▶ _TASK DETAILS_
Reproduce each of the items below line for line, omitting the pictures from your output.

══ STORED RECORDS ══

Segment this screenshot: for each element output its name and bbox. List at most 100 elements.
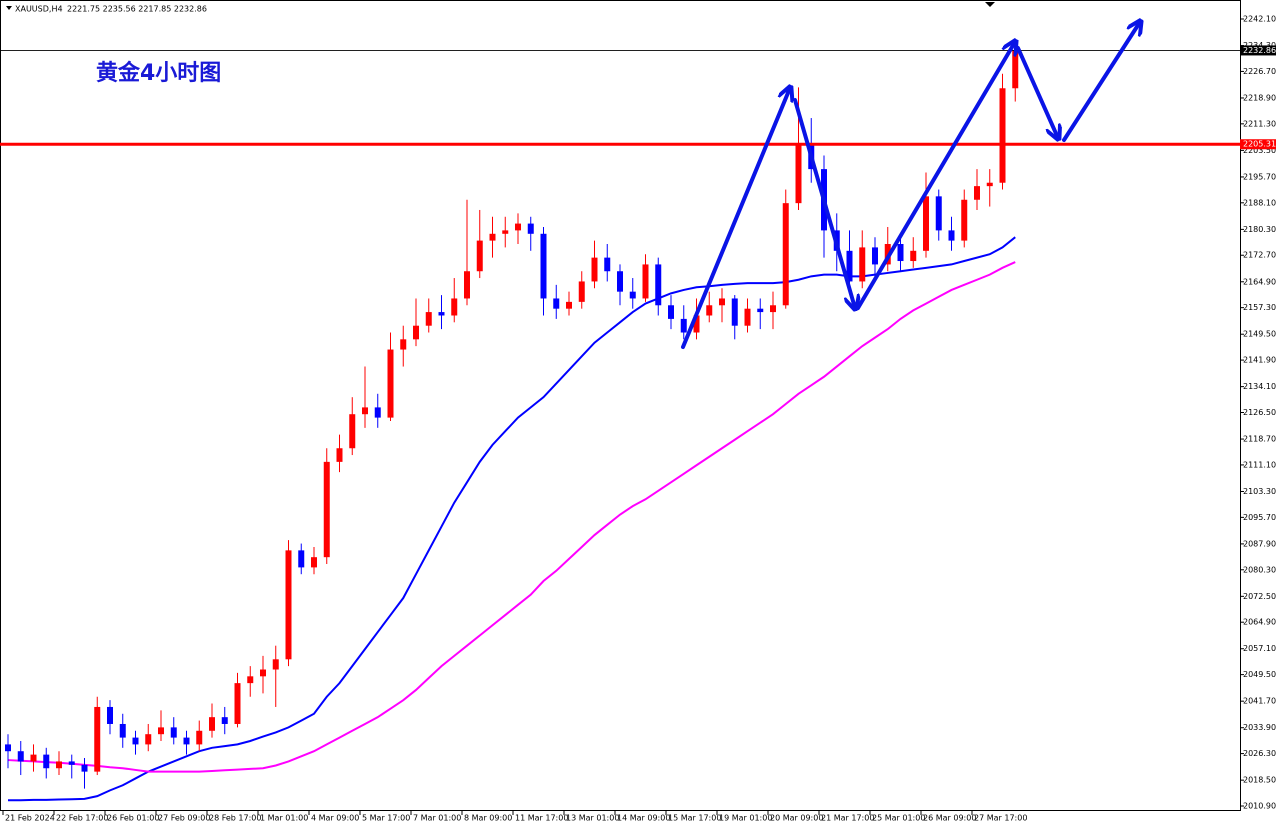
candle-body <box>923 196 929 251</box>
candle-body <box>668 305 674 319</box>
annotation-arrows <box>681 22 1140 349</box>
candle-body <box>107 706 113 724</box>
candle-body <box>859 247 866 282</box>
candle-body <box>170 727 177 738</box>
price-tag-label: 2205.31 <box>1243 140 1276 149</box>
y-tick-label: 2111.10 <box>1243 460 1276 469</box>
y-tick-label: 2072.50 <box>1243 592 1276 601</box>
plot-border <box>0 0 1241 811</box>
candle-body <box>731 298 738 326</box>
candle-body <box>719 298 725 306</box>
x-tick-label: 8 Mar 09:00 <box>464 814 512 823</box>
x-tick-label: 28 Feb 17:00 <box>209 814 261 823</box>
candle-body <box>285 550 292 660</box>
candle-body <box>145 734 152 745</box>
y-tick-label: 2242.10 <box>1243 14 1276 23</box>
candle-body <box>349 414 356 449</box>
y-tick-label: 2226.70 <box>1243 67 1276 76</box>
x-tick-label: 20 Mar 09:00 <box>770 814 823 823</box>
current-price-label: 2232.86 <box>1243 46 1276 55</box>
candle-body <box>961 199 968 241</box>
candle-body <box>540 233 547 299</box>
candle-body <box>30 754 37 762</box>
candle-body <box>336 448 343 462</box>
y-tick-label: 2157.30 <box>1243 303 1276 312</box>
candle-body <box>948 230 955 241</box>
candle-body <box>81 764 88 772</box>
scroll-marker <box>985 2 995 7</box>
candle-body <box>489 233 496 241</box>
x-tick-label: 27 Mar 17:00 <box>974 814 1027 823</box>
arrow <box>1062 22 1140 142</box>
arrow <box>681 88 790 349</box>
y-tick-label: 2041.70 <box>1243 697 1276 706</box>
y-tick-label: 2149.50 <box>1243 330 1276 339</box>
candle-body <box>974 186 980 200</box>
menu-icon <box>6 6 12 10</box>
candle-body <box>43 754 50 769</box>
x-tick-label: 1 Mar 01:00 <box>260 814 308 823</box>
candle-body <box>566 301 572 309</box>
arrow <box>793 98 855 308</box>
candle-body <box>374 407 381 418</box>
candle-body <box>260 669 266 677</box>
candle-body <box>234 683 241 724</box>
y-tick-label: 2134.10 <box>1243 382 1276 391</box>
y-tick-label: 2126.50 <box>1243 408 1276 417</box>
candle-body <box>94 706 101 772</box>
y-tick-label: 2103.30 <box>1243 487 1276 496</box>
x-tick-label: 27 Feb 09:00 <box>158 814 210 823</box>
y-tick-label: 2095.70 <box>1243 513 1276 522</box>
y-tick-label: 2118.70 <box>1243 435 1276 444</box>
y-tick-label: 2141.90 <box>1243 356 1276 365</box>
candle-body <box>986 182 993 187</box>
current-price-tag <box>1240 45 1276 56</box>
x-tick-label: 5 Mar 17:00 <box>362 814 410 823</box>
candle-body <box>196 730 203 745</box>
y-tick-label: 2188.10 <box>1243 198 1276 207</box>
y-tick-label: 2026.30 <box>1243 749 1276 758</box>
candle-body <box>846 250 853 282</box>
x-tick-label: 13 Mar 01:00 <box>566 814 619 823</box>
candle-body <box>757 308 764 313</box>
candle-body <box>464 271 470 299</box>
x-tick-label: 7 Mar 01:00 <box>413 814 461 823</box>
candle-body <box>502 230 509 234</box>
x-tick-label: 19 Mar 01:00 <box>719 814 772 823</box>
y-tick-label: 2087.90 <box>1243 539 1276 548</box>
candle-body <box>604 257 611 272</box>
candle-body <box>897 244 904 262</box>
candle-body <box>744 308 751 326</box>
chart-title: 黄金4小时图 <box>96 60 221 86</box>
candle-body <box>362 407 368 415</box>
y-tick-label: 2218.90 <box>1243 93 1276 102</box>
y-tick-label: 2203.50 <box>1243 146 1276 155</box>
candle-body <box>1012 50 1019 89</box>
candle-body <box>132 737 139 745</box>
candle-body <box>642 264 649 299</box>
candle-body <box>183 737 190 745</box>
y-tick-label: 2195.70 <box>1243 172 1276 181</box>
ohlc: 2221.75 2235.56 2217.85 2232.86 <box>67 5 207 14</box>
arrow <box>1016 46 1058 138</box>
candle-body <box>68 761 75 765</box>
y-tick-label: 2010.90 <box>1243 802 1276 811</box>
arrow <box>856 42 1015 310</box>
candle-body <box>553 298 560 309</box>
candle-body <box>935 196 942 231</box>
symbol: XAUUSD,H4 <box>15 5 63 14</box>
candle-body <box>425 312 432 326</box>
candle-body <box>438 312 445 316</box>
candle-body <box>272 659 279 670</box>
y-tick-label: 2180.30 <box>1243 225 1276 234</box>
candle-body <box>158 727 164 735</box>
x-tick-label: 15 Mar 17:00 <box>668 814 721 823</box>
candle-body <box>617 271 623 292</box>
x-tick-label: 26 Mar 09:00 <box>923 814 976 823</box>
candle-body <box>999 88 1006 183</box>
x-tick-label: 21 Mar 17:00 <box>821 814 874 823</box>
candle-body <box>476 240 483 272</box>
x-tick-label: 26 Feb 01:00 <box>107 814 159 823</box>
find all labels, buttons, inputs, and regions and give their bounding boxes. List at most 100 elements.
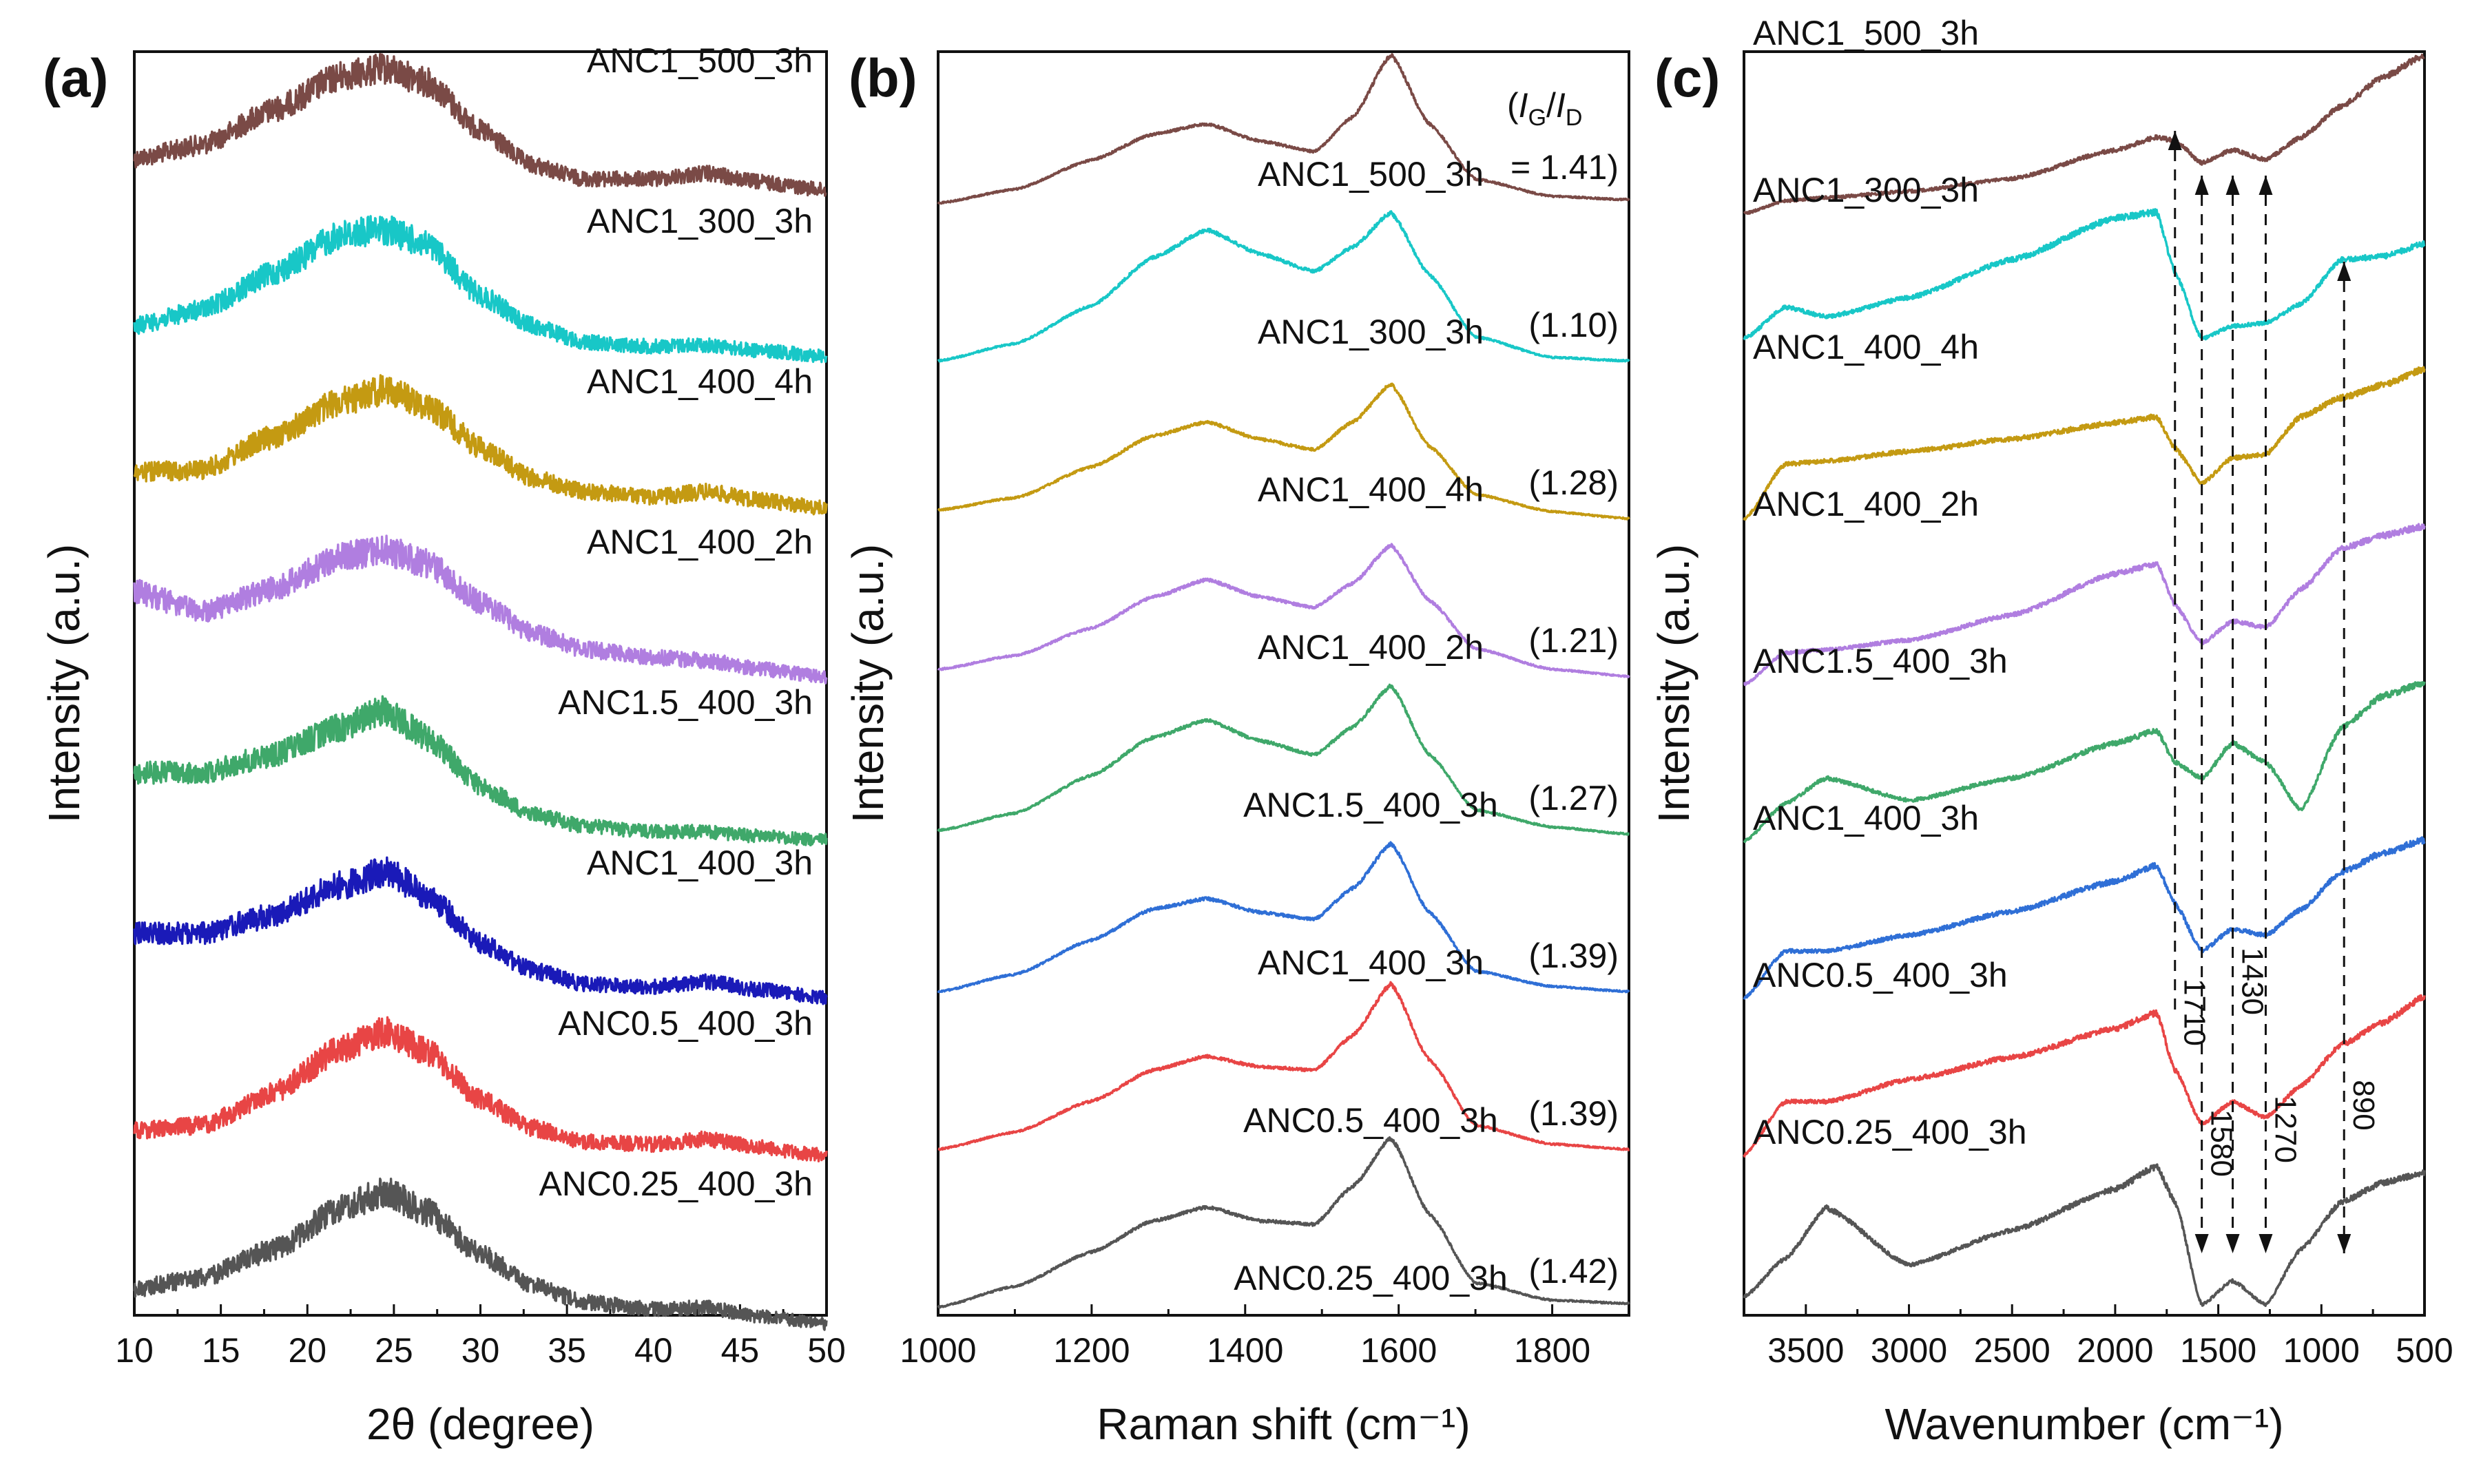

═══

▶ _EXERCISE ANSWER_
Segment this screenshot: for each element output its name and bbox. List at most 100 elements.
candle-body <box>923 196 929 251</box>
candle-body <box>668 305 674 319</box>
annotation-arrows <box>681 22 1140 349</box>
candle-body <box>107 706 113 724</box>
candle-body <box>859 247 866 282</box>
candle-body <box>170 727 177 738</box>
price-tag-label: 2205.31 <box>1243 140 1276 149</box>
y-tick-label: 2111.10 <box>1243 460 1276 469</box>
y-tick-label: 2072.50 <box>1243 592 1276 601</box>
plot-border <box>0 0 1241 811</box>
candle-body <box>731 298 738 326</box>
candle-body <box>719 298 725 306</box>
x-tick-label: 8 Mar 09:00 <box>464 814 512 823</box>
x-tick-label: 28 Feb 17:00 <box>209 814 261 823</box>
candle-body <box>285 550 292 660</box>
candle-body <box>145 734 152 745</box>
y-tick-label: 2242.10 <box>1243 14 1276 23</box>
candle-body <box>349 414 356 449</box>
y-tick-label: 2226.70 <box>1243 67 1276 76</box>
x-tick-label: 20 Mar 09:00 <box>770 814 823 823</box>
current-price-label: 2232.86 <box>1243 46 1276 55</box>
candle-body <box>961 199 968 241</box>
candle-body <box>540 233 547 299</box>
candle-body <box>30 754 37 762</box>
candle-body <box>336 448 343 462</box>
y-tick-label: 2157.30 <box>1243 303 1276 312</box>
candle-body <box>948 230 955 241</box>
candle-body <box>81 764 88 772</box>
scroll-marker <box>985 2 995 7</box>
candle-body <box>489 233 496 241</box>
x-tick-label: 27 Mar 17:00 <box>974 814 1027 823</box>
arrow <box>1062 22 1140 142</box>
arrow <box>681 88 790 349</box>
y-tick-label: 2041.70 <box>1243 697 1276 706</box>
y-tick-label: 2149.50 <box>1243 330 1276 339</box>
candle-body <box>974 186 980 200</box>
menu-icon <box>6 6 12 10</box>
candle-body <box>43 754 50 769</box>
x-tick-label: 1 Mar 01:00 <box>260 814 308 823</box>
candle-body <box>566 301 572 309</box>
arrow <box>793 98 855 308</box>
candle-body <box>374 407 381 418</box>
candle-body <box>260 669 266 677</box>
candle-body <box>234 683 241 724</box>
y-tick-label: 2134.10 <box>1243 382 1276 391</box>
y-tick-label: 2126.50 <box>1243 408 1276 417</box>
candle-body <box>94 706 101 772</box>
y-tick-label: 2103.30 <box>1243 487 1276 496</box>
x-tick-label: 27 Feb 09:00 <box>158 814 210 823</box>
y-tick-label: 2095.70 <box>1243 513 1276 522</box>
y-tick-label: 2118.70 <box>1243 435 1276 444</box>
y-tick-label: 2141.90 <box>1243 356 1276 365</box>
candle-body <box>986 182 993 187</box>
current-price-tag <box>1240 45 1276 56</box>
x-tick-label: 5 Mar 17:00 <box>362 814 410 823</box>
candle-body <box>196 730 203 745</box>
y-tick-label: 2188.10 <box>1243 198 1276 207</box>
y-tick-label: 2026.30 <box>1243 749 1276 758</box>
candle-body <box>846 250 853 282</box>
x-tick-label: 13 Mar 01:00 <box>566 814 619 823</box>
candle-body <box>757 308 764 313</box>
candle-body <box>464 271 470 299</box>
x-tick-label: 7 Mar 01:00 <box>413 814 461 823</box>
candle-body <box>502 230 509 234</box>
x-tick-label: 19 Mar 01:00 <box>719 814 772 823</box>
y-tick-label: 2087.90 <box>1243 539 1276 548</box>
candle-body <box>604 257 611 272</box>
candle-body <box>897 244 904 262</box>
candle-body <box>744 308 751 326</box>
chart-title: 黄金4小时图 <box>96 60 221 86</box>
candle-body <box>362 407 368 415</box>
y-tick-label: 2218.90 <box>1243 93 1276 102</box>
y-tick-label: 2203.50 <box>1243 146 1276 155</box>
candle-body <box>1012 50 1019 89</box>
candle-body <box>132 737 139 745</box>
candle-body <box>642 264 649 299</box>
candle-body <box>183 737 190 745</box>
y-tick-label: 2195.70 <box>1243 172 1276 181</box>
ohlc: 2221.75 2235.56 2217.85 2232.86 <box>67 5 207 14</box>
arrow <box>1016 46 1058 138</box>
candle-body <box>68 761 75 765</box>
y-tick-label: 2010.90 <box>1243 802 1276 811</box>
arrow <box>856 42 1015 310</box>
candle-body <box>553 298 560 309</box>
candle-body <box>935 196 942 231</box>
symbol: XAUUSD,H4 <box>15 5 63 14</box>
candle-body <box>425 312 432 326</box>
candle-body <box>438 312 445 316</box>
candle-body <box>272 659 279 670</box>
y-tick-label: 2180.30 <box>1243 225 1276 234</box>
candle-body <box>158 727 164 735</box>
x-tick-label: 15 Mar 17:00 <box>668 814 721 823</box>
candle-body <box>617 271 623 292</box>
x-tick-label: 26 Mar 09:00 <box>923 814 976 823</box>
candle-body <box>999 88 1006 183</box>
x-tick-label: 21 Mar 17:00 <box>821 814 874 823</box>
candle-body <box>476 240 483 272</box>
x-tick-label: 26 Feb 01:00 <box>107 814 159 823</box>
find all labels, buttons, inputs, and regions and give their bounding boxes. List at most 100 elements.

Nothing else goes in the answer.